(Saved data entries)
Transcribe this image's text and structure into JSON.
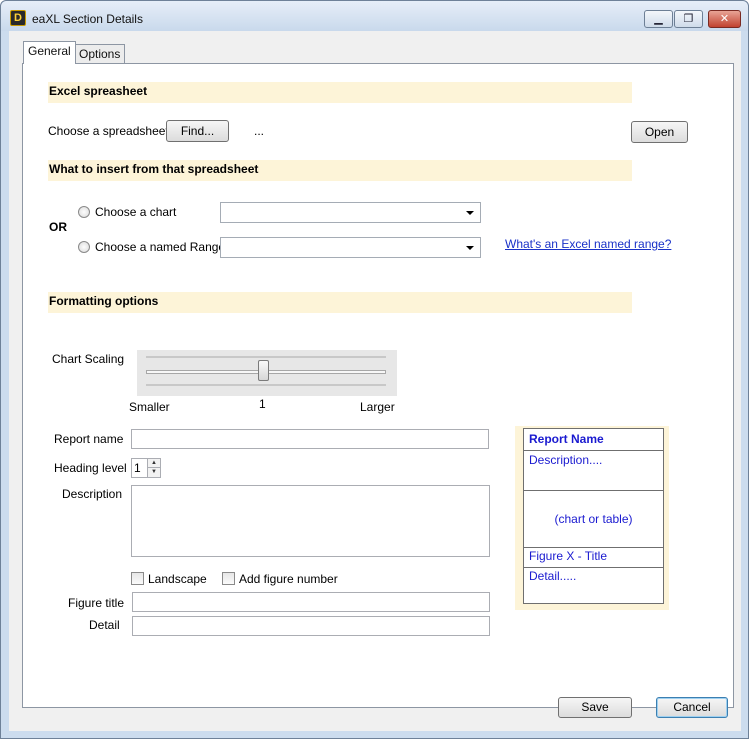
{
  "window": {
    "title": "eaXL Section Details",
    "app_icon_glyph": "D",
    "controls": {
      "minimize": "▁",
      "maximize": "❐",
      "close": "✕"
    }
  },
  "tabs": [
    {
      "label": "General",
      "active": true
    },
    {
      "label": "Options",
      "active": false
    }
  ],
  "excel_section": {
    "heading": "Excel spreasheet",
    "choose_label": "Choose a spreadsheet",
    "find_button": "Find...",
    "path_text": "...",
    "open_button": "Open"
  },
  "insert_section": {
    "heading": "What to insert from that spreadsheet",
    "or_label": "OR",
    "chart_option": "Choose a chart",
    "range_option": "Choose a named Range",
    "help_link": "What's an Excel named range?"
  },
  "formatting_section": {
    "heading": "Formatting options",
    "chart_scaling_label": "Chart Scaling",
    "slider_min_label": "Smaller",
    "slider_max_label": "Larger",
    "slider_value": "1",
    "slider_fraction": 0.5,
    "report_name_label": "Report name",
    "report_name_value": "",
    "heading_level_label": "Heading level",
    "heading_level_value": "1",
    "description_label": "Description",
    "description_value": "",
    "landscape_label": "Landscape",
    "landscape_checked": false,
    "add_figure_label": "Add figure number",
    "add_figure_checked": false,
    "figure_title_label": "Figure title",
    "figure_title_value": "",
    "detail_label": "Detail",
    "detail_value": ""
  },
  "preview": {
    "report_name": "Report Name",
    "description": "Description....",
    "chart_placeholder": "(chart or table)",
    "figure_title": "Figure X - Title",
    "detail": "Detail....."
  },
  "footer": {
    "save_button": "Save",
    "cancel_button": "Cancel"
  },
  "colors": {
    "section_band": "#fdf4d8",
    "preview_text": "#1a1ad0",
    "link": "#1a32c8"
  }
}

==

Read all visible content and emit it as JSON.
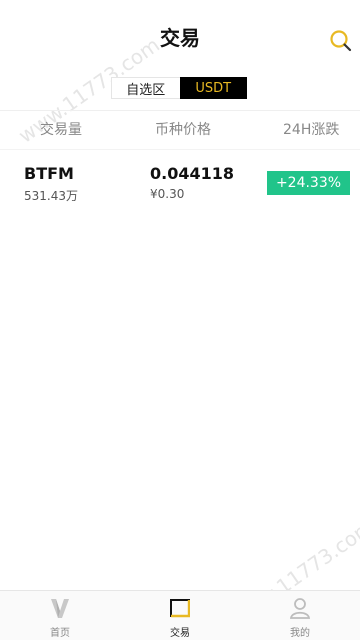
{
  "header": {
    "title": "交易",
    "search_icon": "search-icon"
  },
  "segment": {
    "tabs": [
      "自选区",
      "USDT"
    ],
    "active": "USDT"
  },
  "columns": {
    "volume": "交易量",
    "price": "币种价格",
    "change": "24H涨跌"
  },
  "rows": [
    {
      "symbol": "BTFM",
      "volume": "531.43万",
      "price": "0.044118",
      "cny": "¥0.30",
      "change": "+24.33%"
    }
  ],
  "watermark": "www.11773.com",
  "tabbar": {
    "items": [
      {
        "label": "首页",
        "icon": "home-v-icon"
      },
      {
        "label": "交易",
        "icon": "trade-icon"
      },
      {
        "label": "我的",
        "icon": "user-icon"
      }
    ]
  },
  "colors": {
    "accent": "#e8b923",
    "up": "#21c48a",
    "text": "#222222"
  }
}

--

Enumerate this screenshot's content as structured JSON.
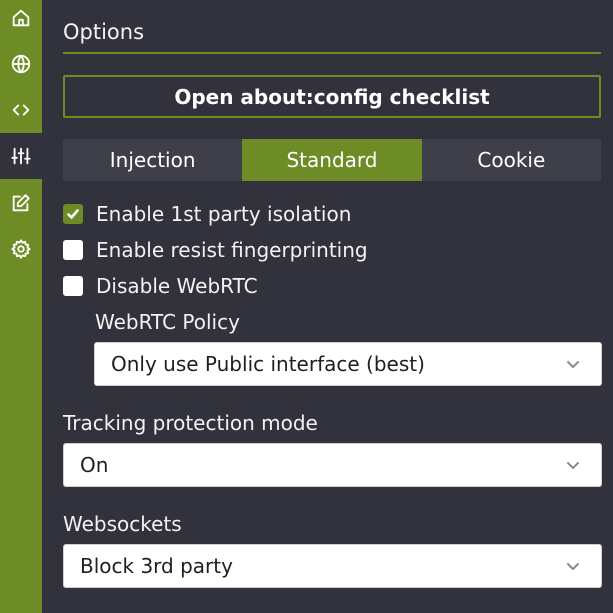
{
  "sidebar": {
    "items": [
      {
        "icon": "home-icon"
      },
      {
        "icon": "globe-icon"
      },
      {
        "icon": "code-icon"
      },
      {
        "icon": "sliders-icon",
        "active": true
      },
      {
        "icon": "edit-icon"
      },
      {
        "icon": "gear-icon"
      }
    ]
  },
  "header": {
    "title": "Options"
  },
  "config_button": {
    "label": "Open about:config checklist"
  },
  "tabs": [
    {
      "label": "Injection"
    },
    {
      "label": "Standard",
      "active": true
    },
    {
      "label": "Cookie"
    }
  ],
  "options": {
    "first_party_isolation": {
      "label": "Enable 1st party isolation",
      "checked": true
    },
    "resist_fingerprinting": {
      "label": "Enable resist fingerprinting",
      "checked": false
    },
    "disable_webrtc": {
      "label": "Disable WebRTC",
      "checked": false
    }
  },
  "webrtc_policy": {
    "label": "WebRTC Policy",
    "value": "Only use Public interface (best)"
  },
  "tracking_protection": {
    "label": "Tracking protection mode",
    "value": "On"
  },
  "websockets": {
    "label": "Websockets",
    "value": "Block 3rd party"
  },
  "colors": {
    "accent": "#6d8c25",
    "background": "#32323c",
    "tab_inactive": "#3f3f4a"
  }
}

▸ **YOUR INSTRUCTIONS**: Find the lines of the material that hold the word "this" and report their count alone.

▸ **FINAL RESULT**: 2